■ Stored items:
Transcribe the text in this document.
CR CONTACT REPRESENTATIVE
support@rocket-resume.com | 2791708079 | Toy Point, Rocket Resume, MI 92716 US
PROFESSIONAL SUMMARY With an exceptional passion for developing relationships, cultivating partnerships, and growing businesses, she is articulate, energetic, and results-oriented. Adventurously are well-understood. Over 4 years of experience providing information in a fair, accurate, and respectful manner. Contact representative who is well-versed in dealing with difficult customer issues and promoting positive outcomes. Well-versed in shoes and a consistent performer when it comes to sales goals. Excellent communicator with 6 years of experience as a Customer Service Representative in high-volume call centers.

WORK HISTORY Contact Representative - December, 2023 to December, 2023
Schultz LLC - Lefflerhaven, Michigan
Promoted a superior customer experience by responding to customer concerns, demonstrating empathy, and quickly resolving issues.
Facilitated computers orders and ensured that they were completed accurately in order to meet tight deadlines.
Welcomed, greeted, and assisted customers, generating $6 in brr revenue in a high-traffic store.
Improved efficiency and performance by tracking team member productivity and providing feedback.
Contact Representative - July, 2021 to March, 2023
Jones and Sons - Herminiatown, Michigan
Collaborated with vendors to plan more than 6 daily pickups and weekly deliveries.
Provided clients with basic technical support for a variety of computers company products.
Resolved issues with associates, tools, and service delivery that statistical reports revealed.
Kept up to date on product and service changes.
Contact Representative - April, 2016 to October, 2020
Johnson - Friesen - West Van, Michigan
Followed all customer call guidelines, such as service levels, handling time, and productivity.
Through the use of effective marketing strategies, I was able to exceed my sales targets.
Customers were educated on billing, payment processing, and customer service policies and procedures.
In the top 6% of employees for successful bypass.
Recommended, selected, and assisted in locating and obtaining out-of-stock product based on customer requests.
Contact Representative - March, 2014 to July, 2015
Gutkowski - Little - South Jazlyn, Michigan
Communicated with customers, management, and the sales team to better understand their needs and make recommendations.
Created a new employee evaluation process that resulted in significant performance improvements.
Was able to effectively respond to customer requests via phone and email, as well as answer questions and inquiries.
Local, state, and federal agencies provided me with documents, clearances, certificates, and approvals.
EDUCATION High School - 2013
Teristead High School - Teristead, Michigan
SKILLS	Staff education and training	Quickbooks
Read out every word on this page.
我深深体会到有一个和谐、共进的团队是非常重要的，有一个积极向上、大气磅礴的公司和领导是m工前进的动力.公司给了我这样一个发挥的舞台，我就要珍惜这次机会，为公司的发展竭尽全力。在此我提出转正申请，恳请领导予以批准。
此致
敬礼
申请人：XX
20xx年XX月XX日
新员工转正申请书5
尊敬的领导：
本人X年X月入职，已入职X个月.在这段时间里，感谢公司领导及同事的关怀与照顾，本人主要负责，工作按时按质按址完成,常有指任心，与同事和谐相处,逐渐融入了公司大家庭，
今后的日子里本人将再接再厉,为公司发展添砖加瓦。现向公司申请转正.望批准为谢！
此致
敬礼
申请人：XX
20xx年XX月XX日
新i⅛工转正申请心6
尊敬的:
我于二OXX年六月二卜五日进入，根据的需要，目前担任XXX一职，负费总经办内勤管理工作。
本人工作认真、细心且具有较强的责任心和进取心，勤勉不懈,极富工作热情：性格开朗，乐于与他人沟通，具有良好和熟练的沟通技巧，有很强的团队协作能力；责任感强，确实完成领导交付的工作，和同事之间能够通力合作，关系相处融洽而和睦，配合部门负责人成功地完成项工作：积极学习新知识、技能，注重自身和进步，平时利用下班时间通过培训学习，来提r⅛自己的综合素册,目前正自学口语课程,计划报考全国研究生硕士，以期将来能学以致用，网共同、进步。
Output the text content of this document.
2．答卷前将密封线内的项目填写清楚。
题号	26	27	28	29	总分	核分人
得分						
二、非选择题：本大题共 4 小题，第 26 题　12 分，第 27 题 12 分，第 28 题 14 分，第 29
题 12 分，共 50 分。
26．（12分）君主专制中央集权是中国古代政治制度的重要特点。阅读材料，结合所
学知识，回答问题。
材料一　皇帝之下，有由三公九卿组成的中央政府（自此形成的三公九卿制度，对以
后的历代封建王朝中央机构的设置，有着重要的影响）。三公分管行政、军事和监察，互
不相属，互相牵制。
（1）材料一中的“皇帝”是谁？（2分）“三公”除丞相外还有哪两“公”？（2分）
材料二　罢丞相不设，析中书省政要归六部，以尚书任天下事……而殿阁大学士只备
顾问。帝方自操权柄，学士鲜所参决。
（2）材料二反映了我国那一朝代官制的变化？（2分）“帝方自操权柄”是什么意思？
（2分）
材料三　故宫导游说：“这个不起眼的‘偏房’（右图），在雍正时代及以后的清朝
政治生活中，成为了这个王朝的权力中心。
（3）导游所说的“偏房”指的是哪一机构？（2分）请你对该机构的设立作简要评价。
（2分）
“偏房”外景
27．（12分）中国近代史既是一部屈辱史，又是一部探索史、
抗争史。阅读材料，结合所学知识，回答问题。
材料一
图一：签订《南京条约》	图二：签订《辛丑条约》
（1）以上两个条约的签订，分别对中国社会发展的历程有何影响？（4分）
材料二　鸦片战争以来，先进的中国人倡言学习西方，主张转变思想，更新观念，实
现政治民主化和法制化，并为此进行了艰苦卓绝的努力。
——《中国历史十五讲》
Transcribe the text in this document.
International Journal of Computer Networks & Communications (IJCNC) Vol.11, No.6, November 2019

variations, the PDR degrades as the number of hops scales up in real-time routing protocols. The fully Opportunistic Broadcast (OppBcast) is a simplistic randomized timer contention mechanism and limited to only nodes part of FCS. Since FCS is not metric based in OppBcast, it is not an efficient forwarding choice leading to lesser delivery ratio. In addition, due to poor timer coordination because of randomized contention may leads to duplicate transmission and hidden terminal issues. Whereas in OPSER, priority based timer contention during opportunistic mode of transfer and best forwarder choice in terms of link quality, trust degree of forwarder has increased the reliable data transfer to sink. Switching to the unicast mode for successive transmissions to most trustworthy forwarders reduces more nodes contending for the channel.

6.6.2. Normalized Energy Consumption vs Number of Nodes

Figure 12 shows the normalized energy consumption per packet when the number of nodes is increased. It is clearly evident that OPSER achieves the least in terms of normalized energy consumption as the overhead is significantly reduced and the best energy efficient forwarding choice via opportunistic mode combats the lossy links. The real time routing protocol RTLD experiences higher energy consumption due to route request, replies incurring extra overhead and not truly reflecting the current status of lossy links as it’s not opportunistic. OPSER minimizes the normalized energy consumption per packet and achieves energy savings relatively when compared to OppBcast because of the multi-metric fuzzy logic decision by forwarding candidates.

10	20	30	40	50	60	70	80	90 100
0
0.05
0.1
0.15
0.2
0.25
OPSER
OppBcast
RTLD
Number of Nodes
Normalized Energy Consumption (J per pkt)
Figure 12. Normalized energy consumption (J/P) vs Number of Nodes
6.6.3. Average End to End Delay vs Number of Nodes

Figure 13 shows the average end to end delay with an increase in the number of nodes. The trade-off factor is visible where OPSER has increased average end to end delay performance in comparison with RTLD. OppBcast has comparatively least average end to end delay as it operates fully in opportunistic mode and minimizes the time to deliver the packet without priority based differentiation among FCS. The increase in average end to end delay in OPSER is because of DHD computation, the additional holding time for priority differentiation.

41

■ Exercise directions: Output the data above exactly, please, line for line.

■ Task response:
Transcribe the text in this document.
CR CONTACT REPRESENTATIVE
support@rocket-resume.com | 2791708079 | Toy Point, Rocket Resume, MI 92716 US
PROFESSIONAL SUMMARY With an exceptional passion for developing relationships, cultivating partnerships, and growing businesses, she is articulate, energetic, and results-oriented. Adventurously are well-understood. Over 4 years of experience providing information in a fair, accurate, and respectful manner. Contact representative who is well-versed in dealing with difficult customer issues and promoting positive outcomes. Well-versed in shoes and a consistent performer when it comes to sales goals. Excellent communicator with 6 years of experience as a Customer Service Representative in high-volume call centers.

WORK HISTORY Contact Representative - December, 2023 to December, 2023
Schultz LLC - Lefflerhaven, Michigan
Promoted a superior customer experience by responding to customer concerns, demonstrating empathy, and quickly resolving issues.
Facilitated computers orders and ensured that they were completed accurately in order to meet tight deadlines.
Welcomed, greeted, and assisted customers, generating $6 in brr revenue in a high-traffic store.
Improved efficiency and performance by tracking team member productivity and providing feedback.
Contact Representative - July, 2021 to March, 2023
Jones and Sons - Herminiatown, Michigan
Collaborated with vendors to plan more than 6 daily pickups and weekly deliveries.
Provided clients with basic technical support for a variety of computers company products.
Resolved issues with associates, tools, and service delivery that statistical reports revealed.
Kept up to date on product and service changes.
Contact Representative - April, 2016 to October, 2020
Johnson - Friesen - West Van, Michigan
Followed all customer call guidelines, such as service levels, handling time, and productivity.
Through the use of effective marketing strategies, I was able to exceed my sales targets.
Customers were educated on billing, payment processing, and customer service policies and procedures.
In the top 6% of employees for successful bypass.
Recommended, selected, and assisted in locating and obtaining out-of-stock product based on customer requests.
Contact Representative - March, 2014 to July, 2015
Gutkowski - Little - South Jazlyn, Michigan
Communicated with customers, management, and the sales team to better understand their needs and make recommendations.
Created a new employee evaluation process that resulted in significant performance improvements.
Was able to effectively respond to customer requests via phone and email, as well as answer questions and inquiries.
Local, state, and federal agencies provided me with documents, clearances, certificates, and approvals.
EDUCATION High School - 2013
Teristead High School - Teristead, Michigan
SKILLS	Staff education and training	Quickbooks
Read out every word on this page.
我深深体会到有一个和谐、共进的团队是非常重要的，有一个积极向上、大气磅礴的公司和领导是m工前进的动力.公司给了我这样一个发挥的舞台，我就要珍惜这次机会，为公司的发展竭尽全力。在此我提出转正申请，恳请领导予以批准。
此致
敬礼
申请人：XX
20xx年XX月XX日
新员工转正申请书5
尊敬的领导：
本人X年X月入职，已入职X个月.在这段时间里，感谢公司领导及同事的关怀与照顾，本人主要负责，工作按时按质按址完成,常有指任心，与同事和谐相处,逐渐融入了公司大家庭，
今后的日子里本人将再接再厉,为公司发展添砖加瓦。现向公司申请转正.望批准为谢！
此致
敬礼
申请人：XX
20xx年XX月XX日
新i⅛工转正申请心6
尊敬的:
我于二OXX年六月二卜五日进入，根据的需要，目前担任XXX一职，负费总经办内勤管理工作。
本人工作认真、细心且具有较强的责任心和进取心，勤勉不懈,极富工作热情：性格开朗，乐于与他人沟通，具有良好和熟练的沟通技巧，有很强的团队协作能力；责任感强，确实完成领导交付的工作，和同事之间能够通力合作，关系相处融洽而和睦，配合部门负责人成功地完成项工作：积极学习新知识、技能，注重自身和进步，平时利用下班时间通过培训学习，来提r⅛自己的综合素册,目前正自学口语课程,计划报考全国研究生硕士，以期将来能学以致用，网共同、进步。
Output the text content of this document.
2．答卷前将密封线内的项目填写清楚。
题号	26	27	28	29	总分	核分人
得分						
二、非选择题：本大题共 4 小题，第 26 题　12 分，第 27 题 12 分，第 28 题 14 分，第 29
题 12 分，共 50 分。
26．（12分）君主专制中央集权是中国古代政治制度的重要特点。阅读材料，结合所
学知识，回答问题。
材料一　皇帝之下，有由三公九卿组成的中央政府（自此形成的三公九卿制度，对以
后的历代封建王朝中央机构的设置，有着重要的影响）。三公分管行政、军事和监察，互
不相属，互相牵制。
（1）材料一中的“皇帝”是谁？（2分）“三公”除丞相外还有哪两“公”？（2分）
材料二　罢丞相不设，析中书省政要归六部，以尚书任天下事……而殿阁大学士只备
顾问。帝方自操权柄，学士鲜所参决。
（2）材料二反映了我国那一朝代官制的变化？（2分）“帝方自操权柄”是什么意思？
（2分）
材料三　故宫导游说：“这个不起眼的‘偏房’（右图），在雍正时代及以后的清朝
政治生活中，成为了这个王朝的权力中心。
（3）导游所说的“偏房”指的是哪一机构？（2分）请你对该机构的设立作简要评价。
（2分）
“偏房”外景
27．（12分）中国近代史既是一部屈辱史，又是一部探索史、
抗争史。阅读材料，结合所学知识，回答问题。
材料一
图一：签订《南京条约》	图二：签订《辛丑条约》
（1）以上两个条约的签订，分别对中国社会发展的历程有何影响？（4分）
材料二　鸦片战争以来，先进的中国人倡言学习西方，主张转变思想，更新观念，实
现政治民主化和法制化，并为此进行了艰苦卓绝的努力。
——《中国历史十五讲》
Transcribe the text in this document.
International Journal of Computer Networks & Communications (IJCNC) Vol.11, No.6, November 2019

variations, the PDR degrades as the number of hops scales up in real-time routing protocols. The fully Opportunistic Broadcast (OppBcast) is a simplistic randomized timer contention mechanism and limited to only nodes part of FCS. Since FCS is not metric based in OppBcast, it is not an efficient forwarding choice leading to lesser delivery ratio. In addition, due to poor timer coordination because of randomized contention may leads to duplicate transmission and hidden terminal issues. Whereas in OPSER, priority based timer contention during opportunistic mode of transfer and best forwarder choice in terms of link quality, trust degree of forwarder has increased the reliable data transfer to sink. Switching to the unicast mode for successive transmissions to most trustworthy forwarders reduces more nodes contending for the channel.

6.6.2. Normalized Energy Consumption vs Number of Nodes

Figure 12 shows the normalized energy consumption per packet when the number of nodes is increased. It is clearly evident that OPSER achieves the least in terms of normalized energy consumption as the overhead is significantly reduced and the best energy efficient forwarding choice via opportunistic mode combats the lossy links. The real time routing protocol RTLD experiences higher energy consumption due to route request, replies incurring extra overhead and not truly reflecting the current status of lossy links as it’s not opportunistic. OPSER minimizes the normalized energy consumption per packet and achieves energy savings relatively when compared to OppBcast because of the multi-metric fuzzy logic decision by forwarding candidates.

10	20	30	40	50	60	70	80	90 100
0
0.05
0.1
0.15
0.2
0.25
OPSER
OppBcast
RTLD
Number of Nodes
Normalized Energy Consumption (J per pkt)
Figure 12. Normalized energy consumption (J/P) vs Number of Nodes
6.6.3. Average End to End Delay vs Number of Nodes

Figure 13 shows the average end to end delay with an increase in the number of nodes. The trade-off factor is visible where OPSER has increased average end to end delay performance in comparison with RTLD. OppBcast has comparatively least average end to end delay as it operates fully in opportunistic mode and minimizes the time to deliver the packet without priority based differentiation among FCS. The increase in average end to end delay in OPSER is because of DHD computation, the additional holding time for priority differentiation.

41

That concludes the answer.